### SUPPLIED RECORDS
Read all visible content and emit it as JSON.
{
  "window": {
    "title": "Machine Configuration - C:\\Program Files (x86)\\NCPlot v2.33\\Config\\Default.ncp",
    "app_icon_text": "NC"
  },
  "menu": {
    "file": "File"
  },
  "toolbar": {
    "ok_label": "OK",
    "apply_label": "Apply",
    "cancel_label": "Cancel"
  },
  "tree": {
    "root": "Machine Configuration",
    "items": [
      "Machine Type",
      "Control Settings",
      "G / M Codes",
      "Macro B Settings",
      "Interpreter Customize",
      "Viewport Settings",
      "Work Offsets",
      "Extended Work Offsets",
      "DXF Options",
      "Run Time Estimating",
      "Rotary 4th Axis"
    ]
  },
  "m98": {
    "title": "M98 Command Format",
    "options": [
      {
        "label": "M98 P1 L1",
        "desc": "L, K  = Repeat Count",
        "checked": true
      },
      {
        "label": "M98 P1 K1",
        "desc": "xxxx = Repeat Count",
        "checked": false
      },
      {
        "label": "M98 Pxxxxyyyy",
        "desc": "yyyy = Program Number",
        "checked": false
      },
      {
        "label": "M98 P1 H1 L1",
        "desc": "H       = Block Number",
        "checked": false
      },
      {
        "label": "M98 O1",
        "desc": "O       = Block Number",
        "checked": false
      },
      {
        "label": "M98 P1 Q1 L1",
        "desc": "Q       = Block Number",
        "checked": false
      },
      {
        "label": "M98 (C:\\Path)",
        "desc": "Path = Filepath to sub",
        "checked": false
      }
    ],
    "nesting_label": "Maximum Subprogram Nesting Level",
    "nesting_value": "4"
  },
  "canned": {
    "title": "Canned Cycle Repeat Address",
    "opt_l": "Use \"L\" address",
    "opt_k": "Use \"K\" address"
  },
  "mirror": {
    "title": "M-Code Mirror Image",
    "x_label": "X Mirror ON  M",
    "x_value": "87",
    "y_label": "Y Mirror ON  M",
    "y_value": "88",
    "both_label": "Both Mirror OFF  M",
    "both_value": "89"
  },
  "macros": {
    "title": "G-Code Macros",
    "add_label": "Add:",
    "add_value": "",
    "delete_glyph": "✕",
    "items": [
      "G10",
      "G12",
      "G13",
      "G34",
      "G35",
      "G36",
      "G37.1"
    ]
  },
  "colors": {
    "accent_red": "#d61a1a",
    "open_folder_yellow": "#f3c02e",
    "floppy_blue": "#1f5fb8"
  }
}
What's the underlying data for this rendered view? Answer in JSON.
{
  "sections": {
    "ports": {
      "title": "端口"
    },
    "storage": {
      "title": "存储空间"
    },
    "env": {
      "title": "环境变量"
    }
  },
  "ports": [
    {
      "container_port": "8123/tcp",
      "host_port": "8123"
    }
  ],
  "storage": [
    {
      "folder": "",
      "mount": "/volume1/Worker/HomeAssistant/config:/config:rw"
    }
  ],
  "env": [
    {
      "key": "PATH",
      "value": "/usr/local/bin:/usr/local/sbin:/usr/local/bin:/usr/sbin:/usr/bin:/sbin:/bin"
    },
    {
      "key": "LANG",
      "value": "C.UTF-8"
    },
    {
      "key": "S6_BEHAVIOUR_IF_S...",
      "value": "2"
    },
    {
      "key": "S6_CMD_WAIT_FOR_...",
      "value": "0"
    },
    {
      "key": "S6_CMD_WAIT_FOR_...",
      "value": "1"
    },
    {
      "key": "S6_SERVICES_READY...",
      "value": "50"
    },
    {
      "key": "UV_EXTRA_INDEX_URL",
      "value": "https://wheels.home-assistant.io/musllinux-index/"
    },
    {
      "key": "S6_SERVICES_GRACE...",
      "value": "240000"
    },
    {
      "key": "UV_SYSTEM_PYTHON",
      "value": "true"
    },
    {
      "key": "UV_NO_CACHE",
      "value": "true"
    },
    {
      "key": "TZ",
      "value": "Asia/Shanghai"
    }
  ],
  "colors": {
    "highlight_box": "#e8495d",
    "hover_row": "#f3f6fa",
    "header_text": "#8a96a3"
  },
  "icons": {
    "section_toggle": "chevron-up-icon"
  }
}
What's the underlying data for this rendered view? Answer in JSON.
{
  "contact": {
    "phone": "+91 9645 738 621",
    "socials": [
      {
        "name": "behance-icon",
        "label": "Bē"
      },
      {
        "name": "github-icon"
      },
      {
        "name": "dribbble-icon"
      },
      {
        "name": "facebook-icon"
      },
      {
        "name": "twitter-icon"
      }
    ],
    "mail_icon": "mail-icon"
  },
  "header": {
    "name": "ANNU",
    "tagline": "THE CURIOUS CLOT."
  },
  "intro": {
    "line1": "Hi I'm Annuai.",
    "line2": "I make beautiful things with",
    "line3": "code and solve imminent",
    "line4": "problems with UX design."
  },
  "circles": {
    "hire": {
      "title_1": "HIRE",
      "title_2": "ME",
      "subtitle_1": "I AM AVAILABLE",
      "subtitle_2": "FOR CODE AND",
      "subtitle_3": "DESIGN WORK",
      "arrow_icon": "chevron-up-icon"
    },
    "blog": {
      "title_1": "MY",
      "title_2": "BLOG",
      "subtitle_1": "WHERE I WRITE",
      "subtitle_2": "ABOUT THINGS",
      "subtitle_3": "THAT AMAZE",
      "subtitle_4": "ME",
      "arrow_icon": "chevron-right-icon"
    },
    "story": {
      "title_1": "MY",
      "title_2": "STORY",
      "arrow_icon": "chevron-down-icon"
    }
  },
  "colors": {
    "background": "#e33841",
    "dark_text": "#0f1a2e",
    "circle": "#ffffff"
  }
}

### PROBLEM REQUIREMENTS
Every line above that contains the word "name" should be reported.

### SOLUTION FOR THIS PROBLEM
        "name": "behance-icon",
        "name": "github-icon"
        "name": "dribbble-icon"
        "name": "facebook-icon"
        "name": "twitter-icon"
    "name": "ANNU",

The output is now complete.